** TASK STATEMENT **
Pick out each line with the word "Advanced" from the material that follows.

** PROVIDED DATA **
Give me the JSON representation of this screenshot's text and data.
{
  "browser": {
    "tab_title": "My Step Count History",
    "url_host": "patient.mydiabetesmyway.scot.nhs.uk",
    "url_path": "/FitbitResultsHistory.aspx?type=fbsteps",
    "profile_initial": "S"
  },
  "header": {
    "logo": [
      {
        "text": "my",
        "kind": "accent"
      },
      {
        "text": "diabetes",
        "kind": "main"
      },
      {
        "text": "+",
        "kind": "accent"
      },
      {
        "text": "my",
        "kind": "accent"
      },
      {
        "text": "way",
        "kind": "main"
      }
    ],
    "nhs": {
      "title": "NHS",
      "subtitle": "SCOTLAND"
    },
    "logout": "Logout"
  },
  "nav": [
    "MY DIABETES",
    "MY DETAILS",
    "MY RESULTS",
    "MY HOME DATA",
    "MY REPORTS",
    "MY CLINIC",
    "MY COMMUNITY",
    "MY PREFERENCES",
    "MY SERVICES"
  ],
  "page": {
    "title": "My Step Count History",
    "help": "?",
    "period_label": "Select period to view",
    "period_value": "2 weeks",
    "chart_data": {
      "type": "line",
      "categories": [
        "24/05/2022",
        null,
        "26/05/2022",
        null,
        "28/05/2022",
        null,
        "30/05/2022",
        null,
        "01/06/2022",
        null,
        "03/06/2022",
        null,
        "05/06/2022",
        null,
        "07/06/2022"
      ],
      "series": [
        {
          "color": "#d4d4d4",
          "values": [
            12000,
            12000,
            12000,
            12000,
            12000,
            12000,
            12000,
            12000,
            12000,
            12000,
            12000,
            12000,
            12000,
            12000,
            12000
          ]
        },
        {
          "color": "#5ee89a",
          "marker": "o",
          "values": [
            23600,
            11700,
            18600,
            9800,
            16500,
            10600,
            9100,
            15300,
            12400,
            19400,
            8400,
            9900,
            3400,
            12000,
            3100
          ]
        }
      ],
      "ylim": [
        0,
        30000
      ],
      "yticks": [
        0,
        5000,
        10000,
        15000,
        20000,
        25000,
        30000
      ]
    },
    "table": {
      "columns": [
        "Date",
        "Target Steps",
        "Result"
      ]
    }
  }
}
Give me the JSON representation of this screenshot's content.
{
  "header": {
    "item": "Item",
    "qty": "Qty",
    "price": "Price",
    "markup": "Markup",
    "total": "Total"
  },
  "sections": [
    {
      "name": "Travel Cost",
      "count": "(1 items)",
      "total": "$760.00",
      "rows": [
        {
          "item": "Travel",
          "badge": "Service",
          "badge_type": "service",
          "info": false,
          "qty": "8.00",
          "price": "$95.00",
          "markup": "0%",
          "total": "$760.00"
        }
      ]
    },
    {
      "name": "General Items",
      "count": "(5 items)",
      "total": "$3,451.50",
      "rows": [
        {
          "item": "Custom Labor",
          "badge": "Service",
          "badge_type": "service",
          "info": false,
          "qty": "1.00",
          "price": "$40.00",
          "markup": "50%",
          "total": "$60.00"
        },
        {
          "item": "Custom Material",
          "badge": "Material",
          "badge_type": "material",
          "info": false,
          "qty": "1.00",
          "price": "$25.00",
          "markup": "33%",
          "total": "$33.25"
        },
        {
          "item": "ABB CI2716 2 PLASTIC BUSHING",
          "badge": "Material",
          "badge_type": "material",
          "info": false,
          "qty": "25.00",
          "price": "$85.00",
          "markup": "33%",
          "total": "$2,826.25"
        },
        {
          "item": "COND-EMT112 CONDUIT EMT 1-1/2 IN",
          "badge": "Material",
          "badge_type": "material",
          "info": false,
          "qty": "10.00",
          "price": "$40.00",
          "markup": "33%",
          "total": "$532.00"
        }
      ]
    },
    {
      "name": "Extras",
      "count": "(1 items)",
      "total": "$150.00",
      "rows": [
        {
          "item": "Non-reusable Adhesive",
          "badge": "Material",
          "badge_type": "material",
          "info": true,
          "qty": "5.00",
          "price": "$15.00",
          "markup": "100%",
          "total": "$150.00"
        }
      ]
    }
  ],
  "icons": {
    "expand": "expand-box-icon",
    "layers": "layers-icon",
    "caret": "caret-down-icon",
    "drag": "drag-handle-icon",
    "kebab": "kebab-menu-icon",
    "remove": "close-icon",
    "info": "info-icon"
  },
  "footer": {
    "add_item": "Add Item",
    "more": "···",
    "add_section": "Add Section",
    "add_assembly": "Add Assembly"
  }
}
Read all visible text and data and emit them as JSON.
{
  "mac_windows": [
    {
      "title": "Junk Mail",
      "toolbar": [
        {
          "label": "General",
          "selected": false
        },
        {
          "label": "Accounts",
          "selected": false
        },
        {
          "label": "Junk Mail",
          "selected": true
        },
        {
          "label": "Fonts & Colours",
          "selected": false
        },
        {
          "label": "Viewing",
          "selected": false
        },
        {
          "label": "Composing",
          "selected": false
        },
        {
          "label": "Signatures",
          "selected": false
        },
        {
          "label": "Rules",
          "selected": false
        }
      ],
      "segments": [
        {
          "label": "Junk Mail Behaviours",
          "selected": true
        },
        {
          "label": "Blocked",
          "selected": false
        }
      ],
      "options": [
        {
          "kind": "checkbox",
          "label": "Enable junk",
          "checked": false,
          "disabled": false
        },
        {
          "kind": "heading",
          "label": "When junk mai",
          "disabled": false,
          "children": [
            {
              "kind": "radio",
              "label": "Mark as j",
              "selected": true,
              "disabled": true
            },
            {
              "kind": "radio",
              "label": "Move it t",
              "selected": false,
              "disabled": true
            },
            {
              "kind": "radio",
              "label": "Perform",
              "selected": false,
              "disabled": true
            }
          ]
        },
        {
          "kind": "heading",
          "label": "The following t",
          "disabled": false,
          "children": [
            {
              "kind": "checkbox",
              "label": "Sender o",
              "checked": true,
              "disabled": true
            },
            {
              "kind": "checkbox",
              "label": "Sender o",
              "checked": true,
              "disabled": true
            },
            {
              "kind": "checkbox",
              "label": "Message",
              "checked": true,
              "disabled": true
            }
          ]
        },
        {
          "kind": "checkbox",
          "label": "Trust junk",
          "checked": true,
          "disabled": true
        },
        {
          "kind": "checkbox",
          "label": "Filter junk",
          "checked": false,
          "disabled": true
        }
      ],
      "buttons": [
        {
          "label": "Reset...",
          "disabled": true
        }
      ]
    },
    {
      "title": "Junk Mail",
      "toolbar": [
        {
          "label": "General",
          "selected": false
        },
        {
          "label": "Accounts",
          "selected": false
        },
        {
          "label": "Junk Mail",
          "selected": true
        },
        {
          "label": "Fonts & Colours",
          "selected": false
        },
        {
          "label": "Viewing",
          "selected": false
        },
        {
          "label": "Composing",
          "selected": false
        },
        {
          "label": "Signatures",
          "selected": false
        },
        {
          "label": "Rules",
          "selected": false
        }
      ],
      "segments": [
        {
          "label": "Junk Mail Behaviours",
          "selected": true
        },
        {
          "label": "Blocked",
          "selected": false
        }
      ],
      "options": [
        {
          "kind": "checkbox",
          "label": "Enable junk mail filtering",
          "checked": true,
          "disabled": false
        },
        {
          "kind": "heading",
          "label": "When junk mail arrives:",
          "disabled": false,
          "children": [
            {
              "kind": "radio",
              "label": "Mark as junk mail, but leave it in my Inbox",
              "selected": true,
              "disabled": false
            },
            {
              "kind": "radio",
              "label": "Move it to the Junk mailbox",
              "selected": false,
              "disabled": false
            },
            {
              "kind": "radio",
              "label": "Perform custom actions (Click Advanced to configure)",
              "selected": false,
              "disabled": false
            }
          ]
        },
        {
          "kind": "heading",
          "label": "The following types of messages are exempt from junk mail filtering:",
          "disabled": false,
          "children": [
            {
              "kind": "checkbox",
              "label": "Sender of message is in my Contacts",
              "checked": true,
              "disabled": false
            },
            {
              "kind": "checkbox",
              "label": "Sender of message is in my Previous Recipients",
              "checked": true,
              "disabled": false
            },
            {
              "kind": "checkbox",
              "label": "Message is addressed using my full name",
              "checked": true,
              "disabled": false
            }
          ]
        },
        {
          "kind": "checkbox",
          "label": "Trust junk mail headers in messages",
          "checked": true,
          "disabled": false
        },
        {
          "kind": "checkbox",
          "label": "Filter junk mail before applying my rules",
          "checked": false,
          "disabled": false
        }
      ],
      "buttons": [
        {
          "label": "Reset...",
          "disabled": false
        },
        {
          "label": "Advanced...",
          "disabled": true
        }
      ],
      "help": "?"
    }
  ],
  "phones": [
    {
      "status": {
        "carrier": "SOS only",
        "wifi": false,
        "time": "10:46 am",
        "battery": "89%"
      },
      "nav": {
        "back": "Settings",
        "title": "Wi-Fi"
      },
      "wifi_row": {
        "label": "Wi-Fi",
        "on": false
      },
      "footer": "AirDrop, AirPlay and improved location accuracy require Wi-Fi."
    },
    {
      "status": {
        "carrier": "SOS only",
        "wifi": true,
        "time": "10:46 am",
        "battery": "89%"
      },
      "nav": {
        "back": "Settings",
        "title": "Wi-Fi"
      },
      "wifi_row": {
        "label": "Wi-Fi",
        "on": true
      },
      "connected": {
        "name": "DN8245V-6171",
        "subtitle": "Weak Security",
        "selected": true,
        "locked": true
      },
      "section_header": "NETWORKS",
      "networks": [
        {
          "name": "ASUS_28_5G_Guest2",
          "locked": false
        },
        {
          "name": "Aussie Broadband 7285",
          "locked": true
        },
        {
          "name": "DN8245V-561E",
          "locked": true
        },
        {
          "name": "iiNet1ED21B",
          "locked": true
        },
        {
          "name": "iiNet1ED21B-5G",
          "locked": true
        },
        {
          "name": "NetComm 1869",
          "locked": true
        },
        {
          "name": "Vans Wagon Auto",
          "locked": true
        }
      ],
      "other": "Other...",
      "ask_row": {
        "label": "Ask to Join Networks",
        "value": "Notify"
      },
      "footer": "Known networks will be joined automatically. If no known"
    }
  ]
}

** TASK SOLUTION **
              "label": "Perform custom actions (Click Advanced to configure)",
          "label": "Advanced...",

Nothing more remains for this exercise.